_PROBLEM_
Copy out every record below, word for word.

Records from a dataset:
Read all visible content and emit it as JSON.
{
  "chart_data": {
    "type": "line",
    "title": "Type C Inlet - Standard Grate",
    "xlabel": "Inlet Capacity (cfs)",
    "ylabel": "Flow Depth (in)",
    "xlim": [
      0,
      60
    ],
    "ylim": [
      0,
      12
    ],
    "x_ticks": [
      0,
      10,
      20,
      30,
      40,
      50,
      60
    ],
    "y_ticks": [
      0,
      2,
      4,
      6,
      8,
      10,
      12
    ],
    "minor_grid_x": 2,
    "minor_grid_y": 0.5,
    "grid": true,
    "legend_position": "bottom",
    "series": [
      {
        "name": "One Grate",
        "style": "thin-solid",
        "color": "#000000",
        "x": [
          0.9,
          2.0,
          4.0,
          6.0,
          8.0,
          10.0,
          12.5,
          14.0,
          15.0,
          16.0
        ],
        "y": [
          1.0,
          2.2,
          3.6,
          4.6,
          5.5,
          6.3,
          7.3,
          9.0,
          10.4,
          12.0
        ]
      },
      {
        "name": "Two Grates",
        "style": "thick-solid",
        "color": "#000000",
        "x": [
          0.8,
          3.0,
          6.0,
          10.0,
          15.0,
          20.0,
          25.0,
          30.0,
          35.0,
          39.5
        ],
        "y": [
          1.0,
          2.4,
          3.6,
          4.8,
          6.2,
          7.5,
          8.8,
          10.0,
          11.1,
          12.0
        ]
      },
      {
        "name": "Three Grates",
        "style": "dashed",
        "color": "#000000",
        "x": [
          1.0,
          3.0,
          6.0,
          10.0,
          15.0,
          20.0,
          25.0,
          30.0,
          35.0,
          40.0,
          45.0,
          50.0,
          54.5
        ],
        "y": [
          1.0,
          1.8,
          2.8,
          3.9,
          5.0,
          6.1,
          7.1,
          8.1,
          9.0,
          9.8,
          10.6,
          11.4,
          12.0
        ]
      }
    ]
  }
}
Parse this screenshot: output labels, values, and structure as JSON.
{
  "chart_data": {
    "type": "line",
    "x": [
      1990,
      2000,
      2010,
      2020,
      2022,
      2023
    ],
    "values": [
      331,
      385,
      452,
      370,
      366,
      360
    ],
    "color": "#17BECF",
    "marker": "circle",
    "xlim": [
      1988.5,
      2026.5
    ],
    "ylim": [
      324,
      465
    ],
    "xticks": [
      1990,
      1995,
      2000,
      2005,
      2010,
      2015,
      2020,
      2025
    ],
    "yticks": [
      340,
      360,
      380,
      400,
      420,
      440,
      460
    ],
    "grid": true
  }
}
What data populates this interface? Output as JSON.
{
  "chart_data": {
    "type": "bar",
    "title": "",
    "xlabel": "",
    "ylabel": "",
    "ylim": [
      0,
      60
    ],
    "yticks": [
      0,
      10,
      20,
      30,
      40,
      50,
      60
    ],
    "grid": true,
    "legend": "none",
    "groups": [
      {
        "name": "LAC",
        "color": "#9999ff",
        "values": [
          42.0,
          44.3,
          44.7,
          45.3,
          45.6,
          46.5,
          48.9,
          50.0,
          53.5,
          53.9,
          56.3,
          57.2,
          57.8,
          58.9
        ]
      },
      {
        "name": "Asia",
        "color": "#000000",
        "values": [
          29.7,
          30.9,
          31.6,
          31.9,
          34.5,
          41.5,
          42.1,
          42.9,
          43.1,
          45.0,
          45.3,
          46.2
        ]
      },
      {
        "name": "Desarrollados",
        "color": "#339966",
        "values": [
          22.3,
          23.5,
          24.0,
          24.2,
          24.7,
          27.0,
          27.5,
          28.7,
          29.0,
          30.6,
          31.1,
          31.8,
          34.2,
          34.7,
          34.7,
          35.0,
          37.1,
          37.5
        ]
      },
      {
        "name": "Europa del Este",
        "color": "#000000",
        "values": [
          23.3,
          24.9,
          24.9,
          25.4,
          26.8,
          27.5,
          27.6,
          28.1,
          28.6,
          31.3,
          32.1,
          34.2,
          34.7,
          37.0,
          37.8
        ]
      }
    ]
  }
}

_WRITTEN ANSWER_
Read all visible content and emit it as JSON.
{
  "chart_data": {
    "type": "line",
    "title": "Type C Inlet - Standard Grate",
    "xlabel": "Inlet Capacity (cfs)",
    "ylabel": "Flow Depth (in)",
    "xlim": [
      0,
      60
    ],
    "ylim": [
      0,
      12
    ],
    "x_ticks": [
      0,
      10,
      20,
      30,
      40,
      50,
      60
    ],
    "y_ticks": [
      0,
      2,
      4,
      6,
      8,
      10,
      12
    ],
    "minor_grid_x": 2,
    "minor_grid_y": 0.5,
    "grid": true,
    "legend_position": "bottom",
    "series": [
      {
        "name": "One Grate",
        "style": "thin-solid",
        "color": "#000000",
        "x": [
          0.9,
          2.0,
          4.0,
          6.0,
          8.0,
          10.0,
          12.5,
          14.0,
          15.0,
          16.0
        ],
        "y": [
          1.0,
          2.2,
          3.6,
          4.6,
          5.5,
          6.3,
          7.3,
          9.0,
          10.4,
          12.0
        ]
      },
      {
        "name": "Two Grates",
        "style": "thick-solid",
        "color": "#000000",
        "x": [
          0.8,
          3.0,
          6.0,
          10.0,
          15.0,
          20.0,
          25.0,
          30.0,
          35.0,
          39.5
        ],
        "y": [
          1.0,
          2.4,
          3.6,
          4.8,
          6.2,
          7.5,
          8.8,
          10.0,
          11.1,
          12.0
        ]
      },
      {
        "name": "Three Grates",
        "style": "dashed",
        "color": "#000000",
        "x": [
          1.0,
          3.0,
          6.0,
          10.0,
          15.0,
          20.0,
          25.0,
          30.0,
          35.0,
          40.0,
          45.0,
          50.0,
          54.5
        ],
        "y": [
          1.0,
          1.8,
          2.8,
          3.9,
          5.0,
          6.1,
          7.1,
          8.1,
          9.0,
          9.8,
          10.6,
          11.4,
          12.0
        ]
      }
    ]
  }
}
Parse this screenshot: output labels, values, and structure as JSON.
{
  "chart_data": {
    "type": "line",
    "x": [
      1990,
      2000,
      2010,
      2020,
      2022,
      2023
    ],
    "values": [
      331,
      385,
      452,
      370,
      366,
      360
    ],
    "color": "#17BECF",
    "marker": "circle",
    "xlim": [
      1988.5,
      2026.5
    ],
    "ylim": [
      324,
      465
    ],
    "xticks": [
      1990,
      1995,
      2000,
      2005,
      2010,
      2015,
      2020,
      2025
    ],
    "yticks": [
      340,
      360,
      380,
      400,
      420,
      440,
      460
    ],
    "grid": true
  }
}
What data populates this interface? Output as JSON.
{
  "chart_data": {
    "type": "bar",
    "title": "",
    "xlabel": "",
    "ylabel": "",
    "ylim": [
      0,
      60
    ],
    "yticks": [
      0,
      10,
      20,
      30,
      40,
      50,
      60
    ],
    "grid": true,
    "legend": "none",
    "groups": [
      {
        "name": "LAC",
        "color": "#9999ff",
        "values": [
          42.0,
          44.3,
          44.7,
          45.3,
          45.6,
          46.5,
          48.9,
          50.0,
          53.5,
          53.9,
          56.3,
          57.2,
          57.8,
          58.9
        ]
      },
      {
        "name": "Asia",
        "color": "#000000",
        "values": [
          29.7,
          30.9,
          31.6,
          31.9,
          34.5,
          41.5,
          42.1,
          42.9,
          43.1,
          45.0,
          45.3,
          46.2
        ]
      },
      {
        "name": "Desarrollados",
        "color": "#339966",
        "values": [
          22.3,
          23.5,
          24.0,
          24.2,
          24.7,
          27.0,
          27.5,
          28.7,
          29.0,
          30.6,
          31.1,
          31.8,
          34.2,
          34.7,
          34.7,
          35.0,
          37.1,
          37.5
        ]
      },
      {
        "name": "Europa del Este",
        "color": "#000000",
        "values": [
          23.3,
          24.9,
          24.9,
          25.4,
          26.8,
          27.5,
          27.6,
          28.1,
          28.6,
          31.3,
          32.1,
          34.2,
          34.7,
          37.0,
          37.8
        ]
      }
    ]
  }
}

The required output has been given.